• SOURCE MATERIAL
==*==
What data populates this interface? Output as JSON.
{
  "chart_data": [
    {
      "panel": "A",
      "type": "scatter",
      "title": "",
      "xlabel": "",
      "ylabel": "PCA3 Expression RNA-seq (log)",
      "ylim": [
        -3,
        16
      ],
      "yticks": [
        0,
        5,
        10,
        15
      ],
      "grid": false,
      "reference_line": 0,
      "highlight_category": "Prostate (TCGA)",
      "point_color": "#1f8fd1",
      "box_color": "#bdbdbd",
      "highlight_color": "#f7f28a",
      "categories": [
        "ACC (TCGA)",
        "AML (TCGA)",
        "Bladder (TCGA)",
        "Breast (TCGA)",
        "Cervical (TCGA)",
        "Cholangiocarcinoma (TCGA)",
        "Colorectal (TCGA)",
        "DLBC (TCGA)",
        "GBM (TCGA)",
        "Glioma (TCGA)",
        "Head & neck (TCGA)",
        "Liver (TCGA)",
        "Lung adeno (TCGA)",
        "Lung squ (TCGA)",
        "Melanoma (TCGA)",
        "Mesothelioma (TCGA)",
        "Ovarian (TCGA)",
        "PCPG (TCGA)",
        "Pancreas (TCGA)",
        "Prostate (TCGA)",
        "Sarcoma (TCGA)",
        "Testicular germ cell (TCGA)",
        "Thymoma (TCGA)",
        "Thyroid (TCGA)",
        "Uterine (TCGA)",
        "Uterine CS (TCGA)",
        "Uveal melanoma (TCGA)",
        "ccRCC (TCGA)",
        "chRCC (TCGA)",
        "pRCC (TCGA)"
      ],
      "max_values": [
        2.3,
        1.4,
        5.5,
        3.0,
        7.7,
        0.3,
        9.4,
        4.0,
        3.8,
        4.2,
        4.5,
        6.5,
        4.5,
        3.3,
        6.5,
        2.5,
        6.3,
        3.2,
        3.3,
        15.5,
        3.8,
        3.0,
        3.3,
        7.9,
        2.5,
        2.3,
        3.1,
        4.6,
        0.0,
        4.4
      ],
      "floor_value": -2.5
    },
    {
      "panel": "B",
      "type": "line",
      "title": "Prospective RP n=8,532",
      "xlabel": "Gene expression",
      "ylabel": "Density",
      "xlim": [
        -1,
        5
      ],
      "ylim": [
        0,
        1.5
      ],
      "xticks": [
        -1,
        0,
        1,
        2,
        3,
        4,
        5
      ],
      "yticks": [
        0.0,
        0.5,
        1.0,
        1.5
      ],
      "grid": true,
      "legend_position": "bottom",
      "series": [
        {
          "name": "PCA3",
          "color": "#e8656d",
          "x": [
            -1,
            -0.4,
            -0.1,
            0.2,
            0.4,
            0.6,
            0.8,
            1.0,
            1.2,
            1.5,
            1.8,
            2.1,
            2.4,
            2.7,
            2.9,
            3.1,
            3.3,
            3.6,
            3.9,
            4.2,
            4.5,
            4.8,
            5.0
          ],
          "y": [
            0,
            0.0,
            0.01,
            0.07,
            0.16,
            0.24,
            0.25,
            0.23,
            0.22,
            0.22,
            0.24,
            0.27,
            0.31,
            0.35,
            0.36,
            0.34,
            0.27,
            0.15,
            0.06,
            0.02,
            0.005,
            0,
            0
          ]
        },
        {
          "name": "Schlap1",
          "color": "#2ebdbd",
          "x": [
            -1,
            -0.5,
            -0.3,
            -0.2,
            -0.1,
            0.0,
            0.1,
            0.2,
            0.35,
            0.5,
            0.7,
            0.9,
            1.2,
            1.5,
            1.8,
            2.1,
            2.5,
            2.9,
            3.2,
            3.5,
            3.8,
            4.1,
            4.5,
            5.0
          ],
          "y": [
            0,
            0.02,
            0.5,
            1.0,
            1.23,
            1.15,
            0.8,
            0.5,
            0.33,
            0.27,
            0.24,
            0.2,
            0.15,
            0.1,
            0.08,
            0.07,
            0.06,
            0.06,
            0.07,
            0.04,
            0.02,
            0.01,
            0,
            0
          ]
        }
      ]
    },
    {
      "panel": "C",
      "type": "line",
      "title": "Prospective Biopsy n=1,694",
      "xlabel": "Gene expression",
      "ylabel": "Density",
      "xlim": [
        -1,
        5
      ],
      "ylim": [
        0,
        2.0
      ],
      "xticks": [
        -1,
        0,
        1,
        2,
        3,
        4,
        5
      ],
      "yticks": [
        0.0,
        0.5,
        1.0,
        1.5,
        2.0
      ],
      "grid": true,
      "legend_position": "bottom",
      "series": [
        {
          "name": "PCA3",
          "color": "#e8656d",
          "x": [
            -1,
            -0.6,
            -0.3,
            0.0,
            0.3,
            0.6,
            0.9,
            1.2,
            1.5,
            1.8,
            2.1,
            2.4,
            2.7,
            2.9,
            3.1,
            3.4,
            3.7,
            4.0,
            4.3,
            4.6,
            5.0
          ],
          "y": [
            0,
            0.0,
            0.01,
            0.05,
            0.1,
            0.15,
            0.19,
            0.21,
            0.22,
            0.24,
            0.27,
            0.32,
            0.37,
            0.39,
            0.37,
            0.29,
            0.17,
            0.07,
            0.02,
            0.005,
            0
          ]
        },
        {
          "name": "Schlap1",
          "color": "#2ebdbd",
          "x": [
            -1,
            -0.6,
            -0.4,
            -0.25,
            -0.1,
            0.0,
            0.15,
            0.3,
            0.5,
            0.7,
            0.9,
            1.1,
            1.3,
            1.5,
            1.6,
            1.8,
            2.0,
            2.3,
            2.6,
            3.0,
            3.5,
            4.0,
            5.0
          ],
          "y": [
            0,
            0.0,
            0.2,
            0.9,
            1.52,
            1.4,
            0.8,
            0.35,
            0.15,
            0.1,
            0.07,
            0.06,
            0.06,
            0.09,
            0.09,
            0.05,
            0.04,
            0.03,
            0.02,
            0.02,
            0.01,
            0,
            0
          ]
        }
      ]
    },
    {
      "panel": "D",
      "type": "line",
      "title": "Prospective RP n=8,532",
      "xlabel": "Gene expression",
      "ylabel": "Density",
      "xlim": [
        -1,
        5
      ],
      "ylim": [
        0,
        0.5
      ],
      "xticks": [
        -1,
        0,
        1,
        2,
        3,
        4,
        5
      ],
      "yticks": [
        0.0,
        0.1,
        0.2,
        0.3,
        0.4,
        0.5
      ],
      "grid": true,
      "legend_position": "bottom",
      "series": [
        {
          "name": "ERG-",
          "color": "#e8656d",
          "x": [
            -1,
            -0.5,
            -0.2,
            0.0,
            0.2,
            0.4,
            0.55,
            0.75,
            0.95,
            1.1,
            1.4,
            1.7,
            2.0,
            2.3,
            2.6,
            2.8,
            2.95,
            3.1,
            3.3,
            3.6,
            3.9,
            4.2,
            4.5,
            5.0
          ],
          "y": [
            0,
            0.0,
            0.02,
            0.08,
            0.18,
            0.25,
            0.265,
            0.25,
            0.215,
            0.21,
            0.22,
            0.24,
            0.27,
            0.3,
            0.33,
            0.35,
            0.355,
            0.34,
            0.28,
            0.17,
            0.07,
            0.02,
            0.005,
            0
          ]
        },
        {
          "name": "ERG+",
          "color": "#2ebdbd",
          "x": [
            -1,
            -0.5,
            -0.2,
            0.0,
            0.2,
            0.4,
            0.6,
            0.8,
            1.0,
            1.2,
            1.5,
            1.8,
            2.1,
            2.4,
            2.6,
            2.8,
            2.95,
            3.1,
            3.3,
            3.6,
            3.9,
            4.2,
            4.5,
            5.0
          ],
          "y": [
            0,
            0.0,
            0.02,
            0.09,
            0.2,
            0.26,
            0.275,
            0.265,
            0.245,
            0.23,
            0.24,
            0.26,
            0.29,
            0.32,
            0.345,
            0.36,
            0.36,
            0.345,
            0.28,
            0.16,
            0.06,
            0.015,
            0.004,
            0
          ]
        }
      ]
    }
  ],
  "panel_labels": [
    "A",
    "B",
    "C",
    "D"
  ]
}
==*==
• REQUIREMENTS
Search the lines for "title". Copy each line that has it.

• SOLUTION TO THIS PROBLEM
      "title": "",
      "title": "Prospective RP n=8,532",
      "title": "Prospective Biopsy n=1,694",
      "title": "Prospective RP n=8,532",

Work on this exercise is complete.